Aim of the exercise: Give these lines again with "deflection" replaced by "displacement" wherever it occurs, changing nothing else, and leave the pictures out of your answer.

+++

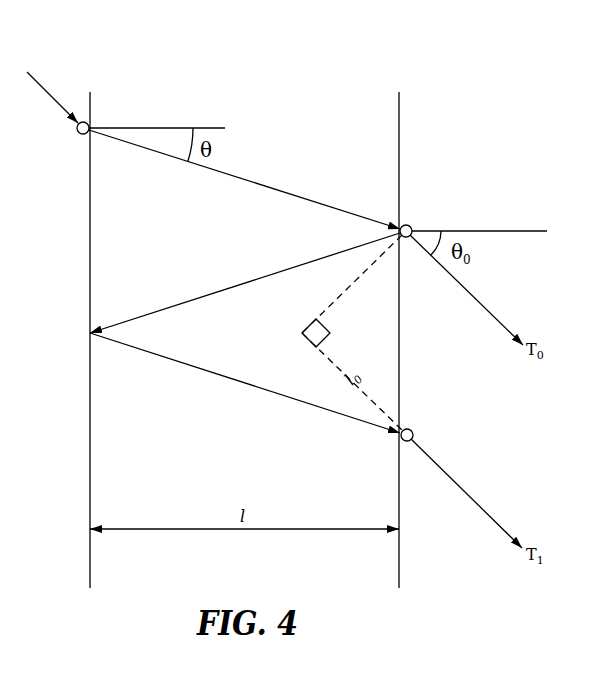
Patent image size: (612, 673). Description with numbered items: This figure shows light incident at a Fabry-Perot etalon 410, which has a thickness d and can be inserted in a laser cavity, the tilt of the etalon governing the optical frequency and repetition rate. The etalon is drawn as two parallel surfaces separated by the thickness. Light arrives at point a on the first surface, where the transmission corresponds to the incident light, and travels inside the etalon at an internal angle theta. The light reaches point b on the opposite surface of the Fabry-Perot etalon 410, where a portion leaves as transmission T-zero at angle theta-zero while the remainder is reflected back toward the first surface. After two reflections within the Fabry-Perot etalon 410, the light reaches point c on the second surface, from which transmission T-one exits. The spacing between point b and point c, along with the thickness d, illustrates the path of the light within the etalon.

The Fabry-Perot etalon 410 is at (400, 140).
The point a is at (76, 138).
The point b is at (408, 219).
The point c is at (409, 423).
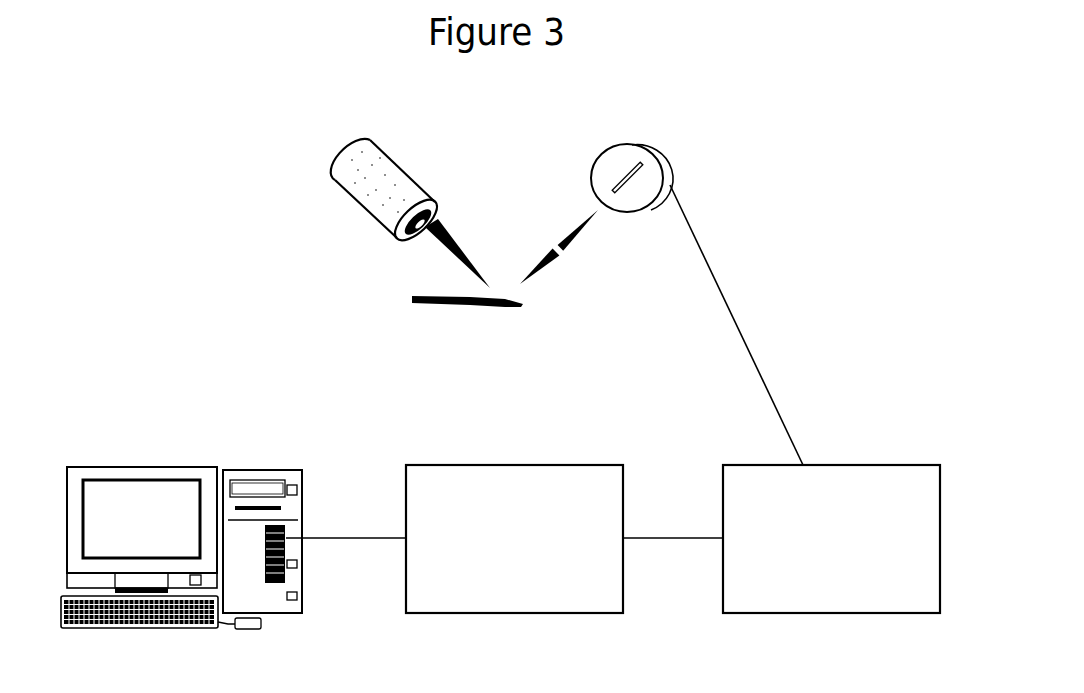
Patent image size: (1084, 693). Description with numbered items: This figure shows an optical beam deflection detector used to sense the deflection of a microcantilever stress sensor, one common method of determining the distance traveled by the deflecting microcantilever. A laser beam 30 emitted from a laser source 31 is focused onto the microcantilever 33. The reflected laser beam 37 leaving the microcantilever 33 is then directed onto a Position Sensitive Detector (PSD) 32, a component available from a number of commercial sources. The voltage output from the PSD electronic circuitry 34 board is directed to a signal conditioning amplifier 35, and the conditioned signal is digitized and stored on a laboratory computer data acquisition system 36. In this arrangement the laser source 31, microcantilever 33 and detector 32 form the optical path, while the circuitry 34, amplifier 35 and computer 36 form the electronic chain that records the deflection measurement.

The laser beam 30 is at (441, 253).
The laser source 31 is at (373, 187).
The position sensitive detector 32 is at (610, 172).
The microcantilever 33 is at (438, 304).
The PSD electronic circuitry board 34 is at (831, 539).
The signal conditioning amplifier 35 is at (514, 539).
The laboratory computer data acquisition system 36 is at (181, 528).
The reflected laser beam 37 is at (561, 249).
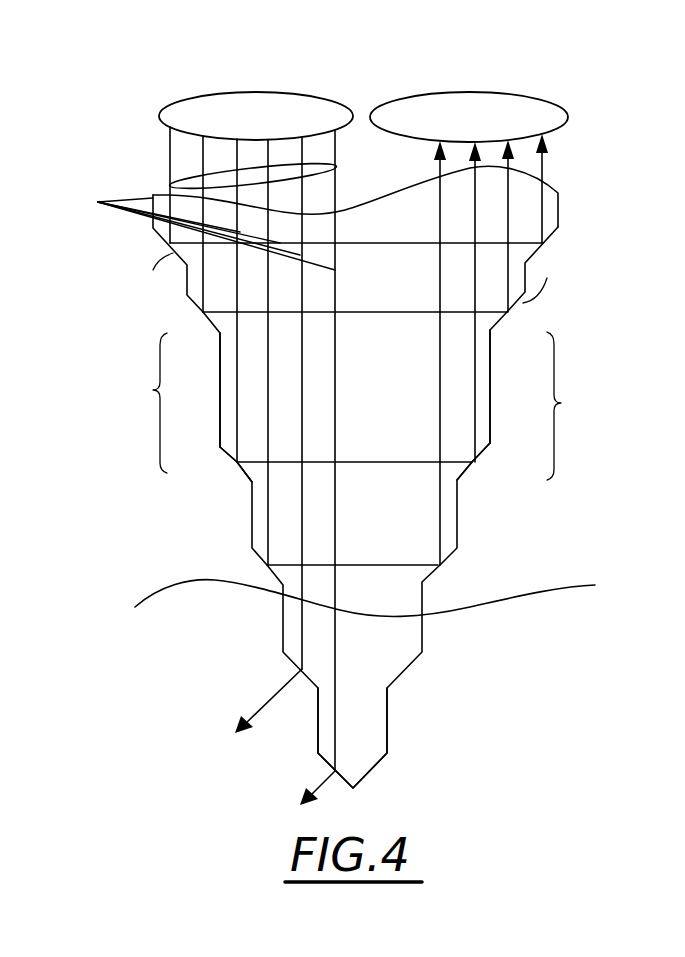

+++

Written answer:
Patent image size: (612, 673). Description with numbered items: This figure shows light incident at a Fabry-Perot etalon 410, which has a thickness d and can be inserted in a laser cavity, the tilt of the etalon governing the optical frequency and repetition rate. The etalon is drawn as two parallel surfaces separated by the thickness. Light arrives at point a on the first surface, where the transmission corresponds to the incident light, and travels inside the etalon at an internal angle theta. The light reaches point b on the opposite surface of the Fabry-Perot etalon 410, where a portion leaves as transmission T-zero at angle theta-zero while the remainder is reflected back toward the first surface. After two reflections within the Fabry-Perot etalon 410, the light reaches point c on the second surface, from which transmission T-one exits. The spacing between point b and point c, along with the thickness d, illustrates the path of the light within the etalon.

The Fabry-Perot etalon 410 is at (400, 140).
The point a is at (76, 138).
The point b is at (408, 219).
The point c is at (409, 423).
Patent image size: (1084, 693). Description with numbered items: This figure shows an optical beam displacement detector used to sense the displacement of a microcantilever stress sensor, one common method of determining the distance traveled by the deflecting microcantilever. A laser beam 30 emitted from a laser source 31 is focused onto the microcantilever 33. The reflected laser beam 37 leaving the microcantilever 33 is then directed onto a Position Sensitive Detector (PSD) 32, a component available from a number of commercial sources. The voltage output from the PSD electronic circuitry 34 board is directed to a signal conditioning amplifier 35, and the conditioned signal is digitized and stored on a laboratory computer data acquisition system 36. In this arrangement the laser source 31, microcantilever 33 and detector 32 form the optical path, while the circuitry 34, amplifier 35 and computer 36 form the electronic chain that records the displacement measurement.

The laser beam 30 is at (441, 253).
The laser source 31 is at (373, 187).
The position sensitive detector 32 is at (610, 172).
The microcantilever 33 is at (438, 304).
The PSD electronic circuitry board 34 is at (831, 539).
The signal conditioning amplifier 35 is at (514, 539).
The laboratory computer data acquisition system 36 is at (181, 528).
The reflected laser beam 37 is at (561, 249).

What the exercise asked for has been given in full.